╭─ Materials provided
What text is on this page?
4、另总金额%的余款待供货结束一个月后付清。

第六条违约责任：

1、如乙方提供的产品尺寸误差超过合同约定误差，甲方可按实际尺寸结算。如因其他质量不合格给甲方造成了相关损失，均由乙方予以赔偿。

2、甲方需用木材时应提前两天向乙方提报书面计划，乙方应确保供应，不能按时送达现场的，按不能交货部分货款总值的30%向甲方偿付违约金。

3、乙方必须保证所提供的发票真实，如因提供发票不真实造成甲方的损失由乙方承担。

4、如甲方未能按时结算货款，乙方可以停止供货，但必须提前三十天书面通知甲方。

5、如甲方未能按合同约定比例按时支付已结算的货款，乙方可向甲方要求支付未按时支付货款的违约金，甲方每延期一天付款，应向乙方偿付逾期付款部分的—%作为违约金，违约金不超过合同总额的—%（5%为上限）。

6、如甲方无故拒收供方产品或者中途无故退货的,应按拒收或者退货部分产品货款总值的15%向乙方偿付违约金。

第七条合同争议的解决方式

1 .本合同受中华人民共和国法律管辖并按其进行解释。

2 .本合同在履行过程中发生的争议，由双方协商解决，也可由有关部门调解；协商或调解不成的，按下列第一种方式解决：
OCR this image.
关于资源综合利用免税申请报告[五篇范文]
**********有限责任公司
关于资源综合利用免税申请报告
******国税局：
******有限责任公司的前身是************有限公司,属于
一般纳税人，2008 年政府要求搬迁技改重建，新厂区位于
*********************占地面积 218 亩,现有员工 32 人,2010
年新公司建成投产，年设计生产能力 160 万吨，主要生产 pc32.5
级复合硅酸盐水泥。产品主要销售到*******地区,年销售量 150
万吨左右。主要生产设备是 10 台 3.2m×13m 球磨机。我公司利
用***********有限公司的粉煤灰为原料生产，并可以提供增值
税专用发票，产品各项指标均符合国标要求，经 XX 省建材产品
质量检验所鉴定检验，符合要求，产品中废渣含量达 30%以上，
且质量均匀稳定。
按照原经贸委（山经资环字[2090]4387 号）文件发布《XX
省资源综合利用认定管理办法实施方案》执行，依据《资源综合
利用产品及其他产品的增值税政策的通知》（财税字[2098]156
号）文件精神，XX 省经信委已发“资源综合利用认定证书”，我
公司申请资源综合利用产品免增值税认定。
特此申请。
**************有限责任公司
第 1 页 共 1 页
╰─
● Required task:
Copy out all of the data exactly, leaving nothing out.

● Expected answer:
What text is on this page?
4、另总金额%的余款待供货结束一个月后付清。

第六条违约责任：

1、如乙方提供的产品尺寸误差超过合同约定误差，甲方可按实际尺寸结算。如因其他质量不合格给甲方造成了相关损失，均由乙方予以赔偿。

2、甲方需用木材时应提前两天向乙方提报书面计划，乙方应确保供应，不能按时送达现场的，按不能交货部分货款总值的30%向甲方偿付违约金。

3、乙方必须保证所提供的发票真实，如因提供发票不真实造成甲方的损失由乙方承担。

4、如甲方未能按时结算货款，乙方可以停止供货，但必须提前三十天书面通知甲方。

5、如甲方未能按合同约定比例按时支付已结算的货款，乙方可向甲方要求支付未按时支付货款的违约金，甲方每延期一天付款，应向乙方偿付逾期付款部分的—%作为违约金，违约金不超过合同总额的—%（5%为上限）。

6、如甲方无故拒收供方产品或者中途无故退货的,应按拒收或者退货部分产品货款总值的15%向乙方偿付违约金。

第七条合同争议的解决方式

1 .本合同受中华人民共和国法律管辖并按其进行解释。

2 .本合同在履行过程中发生的争议，由双方协商解决，也可由有关部门调解；协商或调解不成的，按下列第一种方式解决：
OCR this image.
关于资源综合利用免税申请报告[五篇范文]
**********有限责任公司
关于资源综合利用免税申请报告
******国税局：
******有限责任公司的前身是************有限公司,属于
一般纳税人，2008 年政府要求搬迁技改重建，新厂区位于
*********************占地面积 218 亩,现有员工 32 人,2010
年新公司建成投产，年设计生产能力 160 万吨，主要生产 pc32.5
级复合硅酸盐水泥。产品主要销售到*******地区,年销售量 150
万吨左右。主要生产设备是 10 台 3.2m×13m 球磨机。我公司利
用***********有限公司的粉煤灰为原料生产，并可以提供增值
税专用发票，产品各项指标均符合国标要求，经 XX 省建材产品
质量检验所鉴定检验，符合要求，产品中废渣含量达 30%以上，
且质量均匀稳定。
按照原经贸委（山经资环字[2090]4387 号）文件发布《XX
省资源综合利用认定管理办法实施方案》执行，依据《资源综合
利用产品及其他产品的增值税政策的通知》（财税字[2098]156
号）文件精神，XX 省经信委已发“资源综合利用认定证书”，我
公司申请资源综合利用产品免增值税认定。
特此申请。
**************有限责任公司
第 1 页 共 1 页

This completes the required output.